Dataset records on visual material:
========================

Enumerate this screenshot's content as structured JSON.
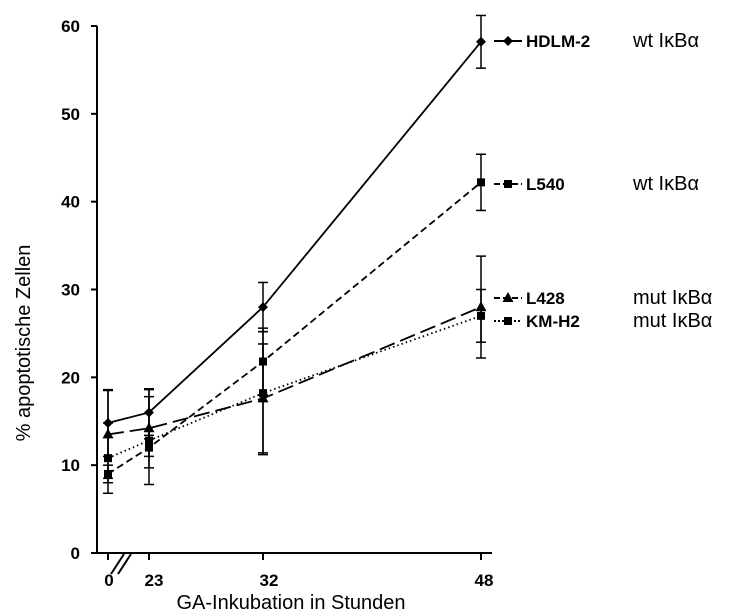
{
  "chart_data": {
    "type": "line",
    "xlabel": "GA-Inkubation in Stunden",
    "ylabel": "% apoptotische Zellen",
    "ylim": [
      0,
      60
    ],
    "yticks": [
      "0",
      "10",
      "20",
      "30",
      "40",
      "50",
      "60"
    ],
    "x": [
      "0",
      "23",
      "32",
      "48"
    ],
    "axis_break": "between 0 and 23",
    "grid": false,
    "legend": "right, inline labels",
    "series": [
      {
        "name": "HDLM-2",
        "type_label": "wt IκBα",
        "marker": "diamond",
        "line_style": "solid",
        "values": [
          14.8,
          16.0,
          28.0,
          58.2
        ],
        "errors": [
          3.8,
          2.6,
          2.8,
          3.0
        ]
      },
      {
        "name": "L540",
        "type_label": "wt IκBα",
        "marker": "square",
        "line_style": "dashed",
        "values": [
          9.0,
          12.0,
          21.8,
          42.2
        ],
        "errors": [
          1.0,
          1.0,
          3.8,
          3.2
        ]
      },
      {
        "name": "L428",
        "type_label": "mut IκBα",
        "marker": "triangle",
        "line_style": "long-dash",
        "values": [
          13.5,
          14.2,
          17.6,
          28.0
        ],
        "errors": [
          5.0,
          4.5,
          6.2,
          5.8
        ]
      },
      {
        "name": "KM-H2",
        "type_label": "mut IκBα",
        "marker": "square",
        "line_style": "dotted",
        "values": [
          10.8,
          12.8,
          18.2,
          27.0
        ],
        "errors": [
          4.0,
          5.0,
          7.0,
          3.0
        ]
      }
    ]
  }
}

========================

Your task: Copy every line above that includes the string "marker".

Final result:
        "marker": "diamond",
        "marker": "square",
        "marker": "triangle",
        "marker": "square",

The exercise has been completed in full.